SOURCE RECORDS Start Marker

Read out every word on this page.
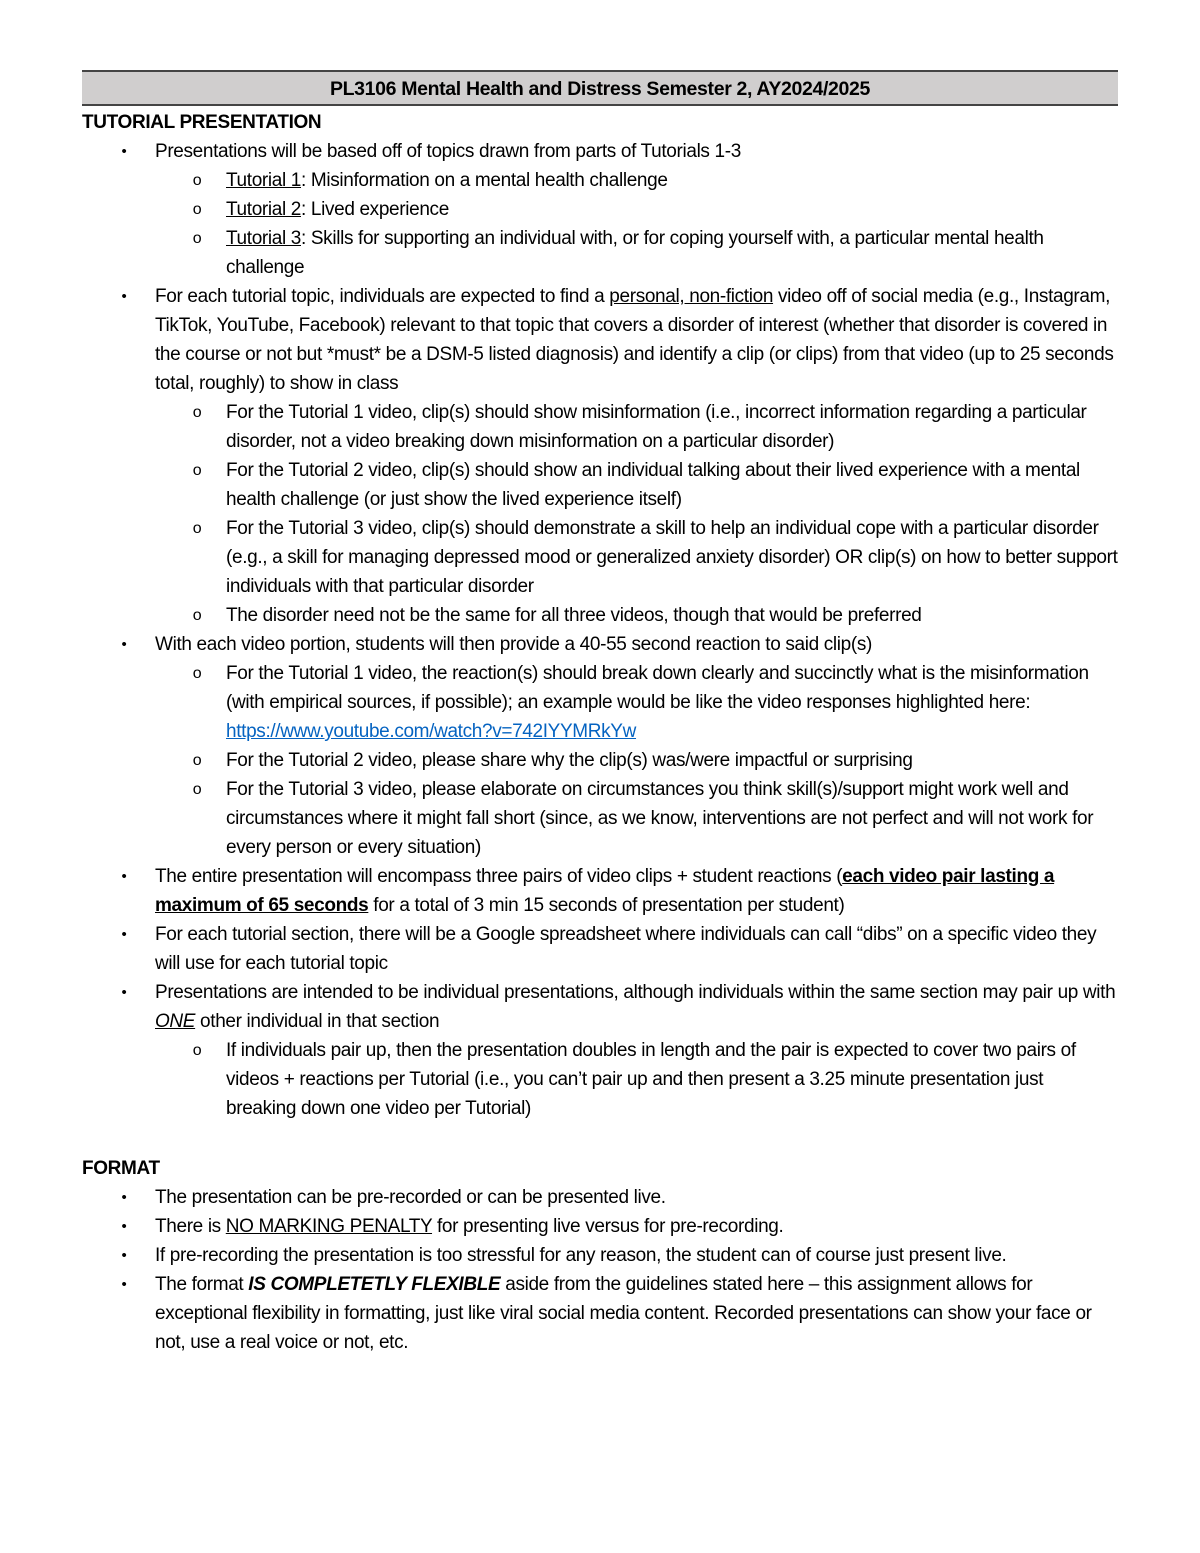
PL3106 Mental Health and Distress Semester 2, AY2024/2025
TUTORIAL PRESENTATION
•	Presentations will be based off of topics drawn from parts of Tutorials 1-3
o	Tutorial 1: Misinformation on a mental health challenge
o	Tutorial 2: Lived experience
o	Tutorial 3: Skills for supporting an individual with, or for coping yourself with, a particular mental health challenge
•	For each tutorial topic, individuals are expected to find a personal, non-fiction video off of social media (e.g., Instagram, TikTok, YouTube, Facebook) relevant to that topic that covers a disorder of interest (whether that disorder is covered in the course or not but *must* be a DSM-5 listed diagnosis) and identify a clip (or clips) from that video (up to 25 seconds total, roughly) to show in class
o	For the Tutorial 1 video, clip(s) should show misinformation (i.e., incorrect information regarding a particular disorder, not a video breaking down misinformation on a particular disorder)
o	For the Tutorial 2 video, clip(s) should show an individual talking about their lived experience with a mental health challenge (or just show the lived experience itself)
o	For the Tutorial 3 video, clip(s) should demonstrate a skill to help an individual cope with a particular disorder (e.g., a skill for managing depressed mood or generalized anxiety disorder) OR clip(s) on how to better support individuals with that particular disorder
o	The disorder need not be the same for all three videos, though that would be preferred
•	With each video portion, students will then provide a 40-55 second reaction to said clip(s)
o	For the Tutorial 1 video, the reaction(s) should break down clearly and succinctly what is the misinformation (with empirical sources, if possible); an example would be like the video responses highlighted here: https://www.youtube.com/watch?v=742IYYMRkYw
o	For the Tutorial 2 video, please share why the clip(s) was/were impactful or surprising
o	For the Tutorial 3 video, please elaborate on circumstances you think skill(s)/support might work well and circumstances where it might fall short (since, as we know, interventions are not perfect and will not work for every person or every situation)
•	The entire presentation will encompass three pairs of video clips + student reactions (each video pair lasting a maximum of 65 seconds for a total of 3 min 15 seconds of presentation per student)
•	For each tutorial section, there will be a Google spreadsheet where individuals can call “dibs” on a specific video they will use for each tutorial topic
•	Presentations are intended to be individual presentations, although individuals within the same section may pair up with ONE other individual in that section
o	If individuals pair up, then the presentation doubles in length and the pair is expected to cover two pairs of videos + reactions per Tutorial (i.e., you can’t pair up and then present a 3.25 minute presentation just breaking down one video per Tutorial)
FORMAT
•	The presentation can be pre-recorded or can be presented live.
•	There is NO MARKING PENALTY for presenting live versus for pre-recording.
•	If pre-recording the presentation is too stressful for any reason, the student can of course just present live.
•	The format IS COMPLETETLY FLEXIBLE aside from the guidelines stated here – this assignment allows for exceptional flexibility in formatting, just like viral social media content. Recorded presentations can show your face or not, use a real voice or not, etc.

SOURCE RECORDS End Marker
SOURCE RECORDS Start Marker

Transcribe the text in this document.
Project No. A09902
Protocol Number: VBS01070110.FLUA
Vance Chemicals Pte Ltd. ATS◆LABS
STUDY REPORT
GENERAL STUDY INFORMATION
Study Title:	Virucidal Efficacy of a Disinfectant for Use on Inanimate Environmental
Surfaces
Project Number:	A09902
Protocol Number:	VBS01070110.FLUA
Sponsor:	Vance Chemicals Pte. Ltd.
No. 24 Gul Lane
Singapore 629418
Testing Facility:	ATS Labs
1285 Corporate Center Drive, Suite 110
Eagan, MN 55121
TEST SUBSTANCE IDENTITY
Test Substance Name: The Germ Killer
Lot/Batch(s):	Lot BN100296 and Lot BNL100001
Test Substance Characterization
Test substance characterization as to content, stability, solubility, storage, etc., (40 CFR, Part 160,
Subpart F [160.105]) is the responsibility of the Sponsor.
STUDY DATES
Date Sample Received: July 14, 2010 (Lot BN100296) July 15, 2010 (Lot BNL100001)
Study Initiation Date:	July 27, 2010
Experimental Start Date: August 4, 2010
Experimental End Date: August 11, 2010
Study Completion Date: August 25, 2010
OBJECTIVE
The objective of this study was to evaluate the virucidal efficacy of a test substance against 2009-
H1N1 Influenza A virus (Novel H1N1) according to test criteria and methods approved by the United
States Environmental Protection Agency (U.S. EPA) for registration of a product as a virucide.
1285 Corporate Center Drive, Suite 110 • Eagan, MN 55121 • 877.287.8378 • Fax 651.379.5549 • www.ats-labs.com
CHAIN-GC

SOURCE RECORDS End Marker

REQUIREMENT:
Look through the records for the word "Drive". Every line that has it should be copied.

ANSWER FOR THIS EXERCISE:
1285 Corporate Center Drive, Suite 110
1285 Corporate Center Drive, Suite 110 • Eagan, MN 55121 • 877.287.8378 • Fax 651.379.5549 • www.ats-labs.com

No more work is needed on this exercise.